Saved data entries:
※ ※ ※
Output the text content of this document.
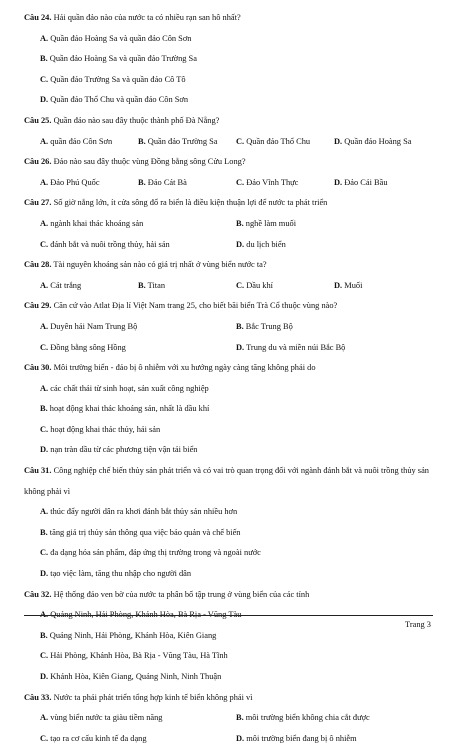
Câu 24. Hải quần đảo nào của nước ta có nhiều rạn san hô nhất?
A. Quần đảo Hoàng Sa và quần đảo Côn Sơn
B. Quần đảo Hoàng Sa và quần đảo Trường Sa
C. Quần đảo Trường Sa và quần đảo Cô Tô
D. Quần đảo Thổ Chu và quần đảo Côn Sơn
Câu 25. Quần đảo nào sau đây thuộc thành phố Đà Nẵng?
A. quần đảo Côn Sơn	B. Quần đảo Trường Sa	C. Quần đảo Thổ Chu	D. Quần đảo Hoàng Sa
Câu 26. Đảo nào sau đây thuộc vùng Đồng bằng sông Cửu Long?
A. Đảo Phú Quốc	B. Đảo Cát Bà	C. Đảo Vĩnh Thực	D. Đảo Cái Bầu
Câu 27. Số giờ nắng lớn, ít cửa sông đổ ra biển là điều kiện thuận lợi để nước ta phát triển
A. ngành khai thác khoáng sản	B. nghề làm muối
C. đánh bắt và nuôi trồng thủy, hải sản	D. du lịch biển
Câu 28. Tài nguyên khoáng sản nào có giá trị nhất ở vùng biển nước ta?
A. Cát trắng	B. Titan	C. Dầu khí	D. Muối
Câu 29. Căn cứ vào Atlat Địa lí Việt Nam trang 25, cho biết bãi biển Trà Cổ thuộc vùng nào?
A. Duyên hải Nam Trung Bộ	B. Bắc Trung Bộ
C. Đồng bằng sông Hồng	D. Trung du và miền núi Bắc Bộ
Câu 30. Môi trường biển - đảo bị ô nhiễm với xu hướng ngày càng tăng không phải do
A. các chất thải từ sinh hoạt, sản xuất công nghiệp
B. hoạt động khai thác khoáng sản, nhất là dầu khí
C. hoạt động khai thác thủy, hải sản
D. nạn tràn dầu từ các phương tiện vận tải biển
Câu 31. Công nghiệp chế biến thủy sản phát triển và có vai trò quan trọng đối với ngành đánh bắt và nuôi trồng thủy sản không phải vì
A. thúc đẩy người dân ra khơi đánh bắt thủy sản nhiều hơn
B. tăng giá trị thủy sản thông qua việc bảo quản và chế biến
C. đa dạng hóa sản phẩm, đáp ứng thị trường trong và ngoài nước
D. tạo việc làm, tăng thu nhập cho người dân
Câu 32. Hệ thống đảo ven bờ của nước ta phân bố tập trung ở vùng biển của các tỉnh
A. Quảng Ninh, Hải Phòng, Khánh Hòa, Bà Rịa - Vũng Tàu
B. Quảng Ninh, Hải Phòng, Khánh Hòa, Kiên Giang
C. Hải Phòng, Khánh Hòa, Bà Rịa - Vũng Tàu, Hà Tĩnh
D. Khánh Hòa, Kiên Giang, Quảng Ninh, Ninh Thuận
Câu 33. Nước ta phải phát triển tổng hợp kinh tế biển không phải vì
A. vùng biển nước ta giàu tiềm năng	B. môi trường biển không chia cắt được
C. tạo ra cơ cấu kinh tế đa dạng	D. môi trường biển đang bị ô nhiễm
Trang 3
※ ※ ※
STATED EXERCISE: Show each line of the data that contains the string "thuộc".

OUTPUT OF THE TASK:
Câu 25. Quần đảo nào sau đây thuộc thành phố Đà Nẵng?
Câu 26. Đảo nào sau đây thuộc vùng Đồng bằng sông Cửu Long?
Câu 29. Căn cứ vào Atlat Địa lí Việt Nam trang 25, cho biết bãi biển Trà Cổ thuộc vùng nào?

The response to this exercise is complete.